◆ **Data lines**:
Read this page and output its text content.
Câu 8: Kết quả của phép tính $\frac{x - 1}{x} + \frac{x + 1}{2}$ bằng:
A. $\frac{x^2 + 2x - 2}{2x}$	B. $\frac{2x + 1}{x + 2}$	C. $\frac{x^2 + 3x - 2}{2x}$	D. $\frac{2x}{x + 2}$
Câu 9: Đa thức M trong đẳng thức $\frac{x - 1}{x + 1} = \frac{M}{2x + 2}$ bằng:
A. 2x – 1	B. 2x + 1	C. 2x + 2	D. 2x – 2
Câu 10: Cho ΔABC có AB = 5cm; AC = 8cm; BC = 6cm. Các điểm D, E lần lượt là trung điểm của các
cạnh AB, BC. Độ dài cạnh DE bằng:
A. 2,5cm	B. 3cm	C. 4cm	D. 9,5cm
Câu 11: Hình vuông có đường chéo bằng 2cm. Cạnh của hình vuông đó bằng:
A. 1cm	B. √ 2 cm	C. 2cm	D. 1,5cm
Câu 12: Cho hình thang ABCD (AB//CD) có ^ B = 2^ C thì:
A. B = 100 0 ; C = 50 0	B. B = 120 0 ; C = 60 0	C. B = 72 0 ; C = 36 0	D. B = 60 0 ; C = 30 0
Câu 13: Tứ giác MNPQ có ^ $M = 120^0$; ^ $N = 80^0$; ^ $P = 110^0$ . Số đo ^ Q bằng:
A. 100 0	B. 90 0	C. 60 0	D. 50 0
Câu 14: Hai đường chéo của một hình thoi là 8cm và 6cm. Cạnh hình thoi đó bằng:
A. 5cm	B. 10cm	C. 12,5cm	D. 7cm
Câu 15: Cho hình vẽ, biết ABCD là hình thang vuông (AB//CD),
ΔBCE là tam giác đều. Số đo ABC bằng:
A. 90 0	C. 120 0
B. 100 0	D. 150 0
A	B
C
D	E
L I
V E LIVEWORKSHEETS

* * *

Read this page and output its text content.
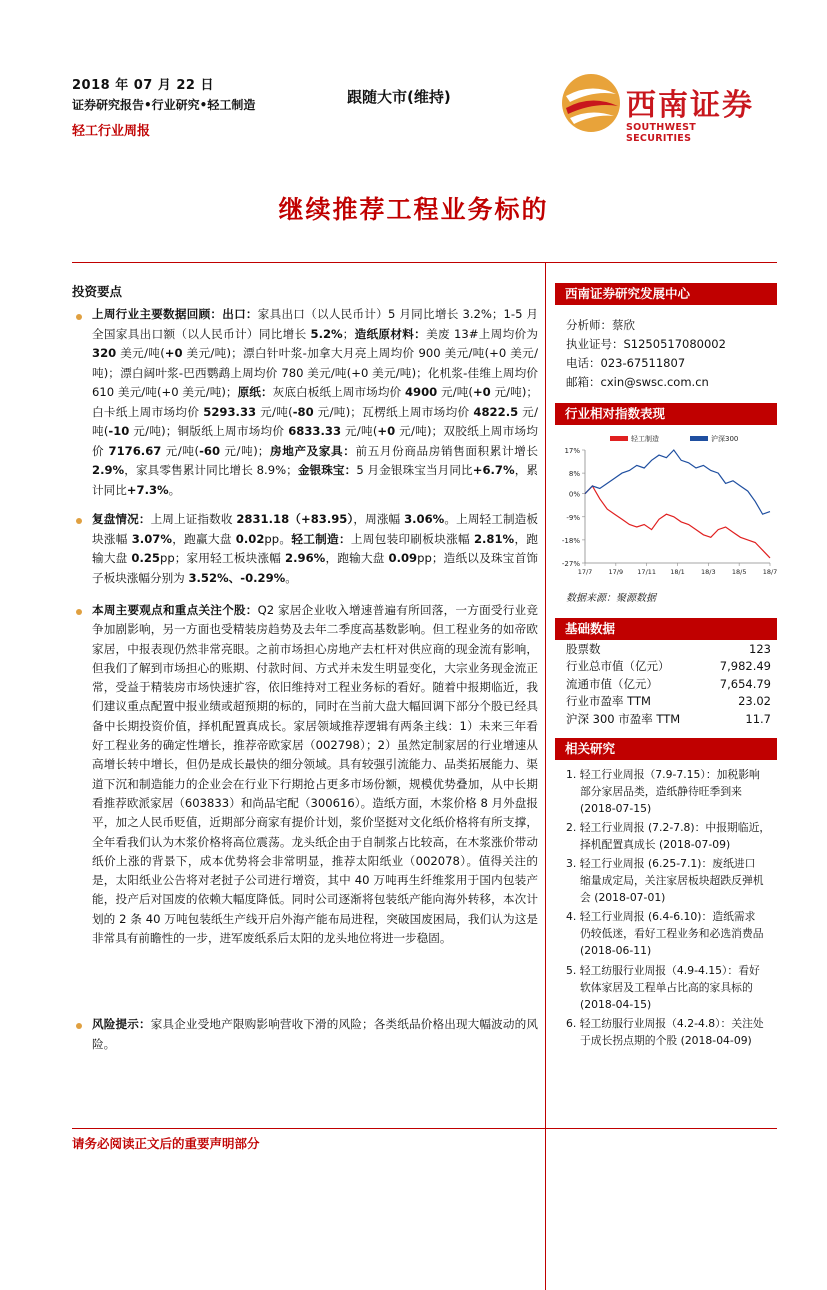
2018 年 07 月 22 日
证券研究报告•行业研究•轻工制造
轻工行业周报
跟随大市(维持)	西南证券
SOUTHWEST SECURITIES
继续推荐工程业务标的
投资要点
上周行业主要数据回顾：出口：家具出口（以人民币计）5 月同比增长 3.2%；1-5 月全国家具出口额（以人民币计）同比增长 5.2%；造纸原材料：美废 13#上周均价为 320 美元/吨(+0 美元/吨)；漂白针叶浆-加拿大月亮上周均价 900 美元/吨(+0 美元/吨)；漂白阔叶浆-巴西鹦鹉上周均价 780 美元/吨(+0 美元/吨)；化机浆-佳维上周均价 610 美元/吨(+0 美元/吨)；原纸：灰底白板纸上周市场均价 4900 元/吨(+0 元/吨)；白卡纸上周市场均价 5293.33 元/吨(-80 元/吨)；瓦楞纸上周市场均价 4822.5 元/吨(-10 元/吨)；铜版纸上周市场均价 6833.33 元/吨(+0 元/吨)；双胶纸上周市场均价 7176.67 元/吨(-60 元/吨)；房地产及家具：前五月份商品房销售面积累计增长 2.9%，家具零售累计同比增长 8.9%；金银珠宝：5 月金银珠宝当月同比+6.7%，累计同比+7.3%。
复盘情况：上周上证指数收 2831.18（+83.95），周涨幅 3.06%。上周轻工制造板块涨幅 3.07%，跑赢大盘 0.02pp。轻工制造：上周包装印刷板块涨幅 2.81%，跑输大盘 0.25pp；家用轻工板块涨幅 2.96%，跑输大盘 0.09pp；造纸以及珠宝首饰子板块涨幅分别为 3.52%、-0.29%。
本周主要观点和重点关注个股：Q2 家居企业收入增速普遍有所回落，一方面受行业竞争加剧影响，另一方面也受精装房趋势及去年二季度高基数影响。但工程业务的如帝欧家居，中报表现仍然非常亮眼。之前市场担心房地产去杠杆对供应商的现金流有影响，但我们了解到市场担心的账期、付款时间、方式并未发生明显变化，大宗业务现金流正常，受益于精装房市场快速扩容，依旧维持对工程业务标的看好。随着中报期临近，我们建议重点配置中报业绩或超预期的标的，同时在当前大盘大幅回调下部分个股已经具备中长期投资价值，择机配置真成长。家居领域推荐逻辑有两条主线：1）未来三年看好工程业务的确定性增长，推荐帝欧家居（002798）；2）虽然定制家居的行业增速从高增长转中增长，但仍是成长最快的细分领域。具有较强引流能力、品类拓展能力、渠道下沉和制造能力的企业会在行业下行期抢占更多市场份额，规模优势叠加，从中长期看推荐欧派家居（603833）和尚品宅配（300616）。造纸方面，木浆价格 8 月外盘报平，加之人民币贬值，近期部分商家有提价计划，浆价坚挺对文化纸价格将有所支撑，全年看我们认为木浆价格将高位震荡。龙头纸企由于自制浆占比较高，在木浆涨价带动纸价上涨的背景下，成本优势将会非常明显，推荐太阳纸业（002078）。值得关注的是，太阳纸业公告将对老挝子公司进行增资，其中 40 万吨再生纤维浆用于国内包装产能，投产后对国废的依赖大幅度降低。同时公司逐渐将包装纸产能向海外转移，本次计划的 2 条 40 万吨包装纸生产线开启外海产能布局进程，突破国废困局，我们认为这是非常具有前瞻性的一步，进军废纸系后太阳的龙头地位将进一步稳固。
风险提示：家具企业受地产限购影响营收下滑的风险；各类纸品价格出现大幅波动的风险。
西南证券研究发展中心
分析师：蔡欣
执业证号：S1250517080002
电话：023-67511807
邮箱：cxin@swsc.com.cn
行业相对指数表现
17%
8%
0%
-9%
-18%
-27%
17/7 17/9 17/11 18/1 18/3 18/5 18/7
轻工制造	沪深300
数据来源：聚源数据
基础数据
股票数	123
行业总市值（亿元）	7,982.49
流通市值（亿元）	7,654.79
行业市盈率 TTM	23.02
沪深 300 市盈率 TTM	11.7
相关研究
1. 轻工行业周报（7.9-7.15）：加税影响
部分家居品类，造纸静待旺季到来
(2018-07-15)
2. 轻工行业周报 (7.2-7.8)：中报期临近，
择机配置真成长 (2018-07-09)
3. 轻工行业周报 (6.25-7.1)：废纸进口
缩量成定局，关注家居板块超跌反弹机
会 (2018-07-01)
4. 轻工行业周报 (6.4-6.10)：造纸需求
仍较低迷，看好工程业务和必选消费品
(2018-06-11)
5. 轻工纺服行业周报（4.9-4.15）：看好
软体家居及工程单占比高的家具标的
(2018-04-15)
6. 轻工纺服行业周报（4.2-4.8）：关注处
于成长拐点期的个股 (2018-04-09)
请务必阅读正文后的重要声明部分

◆ **To be done**: Copy each line containing the word "bằng" from the data.

◆ **Task output**:
Câu 8: Kết quả của phép tính $\frac{x - 1}{x} + \frac{x + 1}{2}$ bằng:
Câu 9: Đa thức M trong đẳng thức $\frac{x - 1}{x + 1} = \frac{M}{2x + 2}$ bằng:
cạnh AB, BC. Độ dài cạnh DE bằng:
Câu 11: Hình vuông có đường chéo bằng 2cm. Cạnh của hình vuông đó bằng:
Câu 13: Tứ giác MNPQ có ^ $M = 120^0$; ^ $N = 80^0$; ^ $P = 110^0$ . Số đo ^ Q bằng:
Câu 14: Hai đường chéo của một hình thoi là 8cm và 6cm. Cạnh hình thoi đó bằng:
ΔBCE là tam giác đều. Số đo ABC bằng:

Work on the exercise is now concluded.